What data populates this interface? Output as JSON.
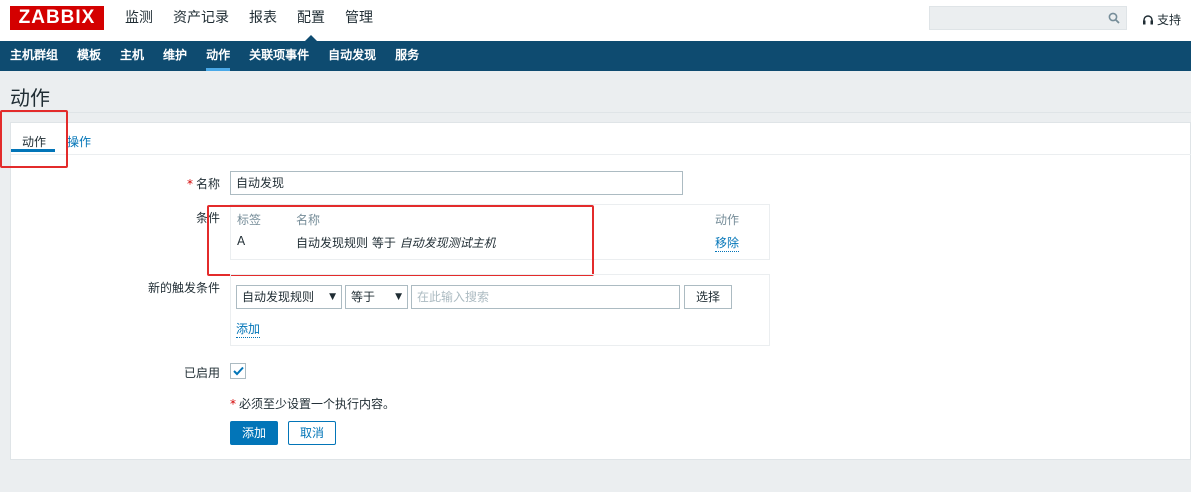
{
  "header": {
    "logo": "ZABBIX",
    "main_nav": [
      "监测",
      "资产记录",
      "报表",
      "配置",
      "管理"
    ],
    "active_main": "配置",
    "search_placeholder": "",
    "support": "支持"
  },
  "sub_nav": {
    "items": [
      "主机群组",
      "模板",
      "主机",
      "维护",
      "动作",
      "关联项事件",
      "自动发现",
      "服务"
    ],
    "active": "动作"
  },
  "page": {
    "title": "动作"
  },
  "tabs": {
    "action": "动作",
    "operations": "操作"
  },
  "form": {
    "name_label": "名称",
    "name_value": "自动发现",
    "conditions_label": "条件",
    "conditions_headers": {
      "label": "标签",
      "name": "名称",
      "action": "动作"
    },
    "conditions": [
      {
        "label": "A",
        "name_prefix": "自动发现规则 等于 ",
        "name_value": "自动发现测试主机",
        "action": "移除"
      }
    ],
    "new_condition_label": "新的触发条件",
    "new_condition_type": "自动发现规则",
    "new_condition_operator": "等于",
    "new_condition_search_placeholder": "在此输入搜索",
    "select_button": "选择",
    "add_link": "添加",
    "enabled_label": "已启用",
    "enabled": true,
    "note": "必须至少设置一个执行内容。",
    "submit": "添加",
    "cancel": "取消"
  },
  "colors": {
    "brand_red": "#d40000",
    "nav_blue": "#0e4b70",
    "link_blue": "#0275b8",
    "highlight_red": "#e32b2b"
  }
}
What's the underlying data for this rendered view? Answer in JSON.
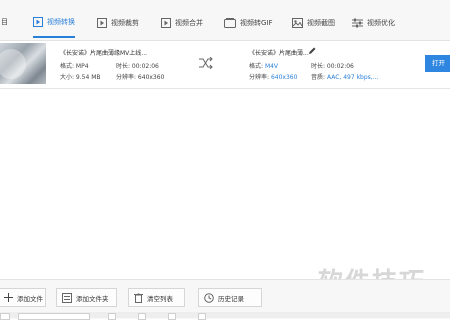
{
  "tabs": {
    "cut_label": "目",
    "items": [
      {
        "label": "视频转换",
        "icon": "video-convert-icon",
        "active": true
      },
      {
        "label": "视频裁剪",
        "icon": "video-crop-icon",
        "active": false
      },
      {
        "label": "视频合并",
        "icon": "video-merge-icon",
        "active": false
      },
      {
        "label": "视频转GIF",
        "icon": "gif-icon",
        "active": false
      },
      {
        "label": "视频截图",
        "icon": "screenshot-icon",
        "active": false
      },
      {
        "label": "视频优化",
        "icon": "optimize-icon",
        "active": false
      }
    ]
  },
  "file": {
    "source": {
      "title": "《长安诺》片尾曲薄缘MV上线...",
      "format_label": "格式: MP4",
      "duration_label": "时长: 00:02:06",
      "size_label": "大小: 9.54 MB",
      "resolution_label": "分辨率: 640x360"
    },
    "output": {
      "title": "《长安诺》片尾曲薄...",
      "format_prefix": "格式: ",
      "format_value": "M4V",
      "duration_label": "时长: 00:02:06",
      "resolution_prefix": "分辨率: ",
      "resolution_value": "640x360",
      "quality_prefix": "音质: ",
      "quality_value": "AAC, 497 kbps,..."
    },
    "open_button": "打开"
  },
  "toolbar": {
    "add_file": "添加文件",
    "add_folder": "添加文件夹",
    "clear_list": "清空列表",
    "history": "历史记录"
  },
  "watermark": "软件技巧",
  "colors": {
    "accent": "#2a7fd8",
    "button": "#2f86e0"
  }
}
■ ■ ■ ■ ■
- **Required work**
Scan the material line by line and report each one that contains "What".

- **Worked answer**
What data populates this interface? Output as JSON.
What's the underlying data for this rendered view? Answer in JSON.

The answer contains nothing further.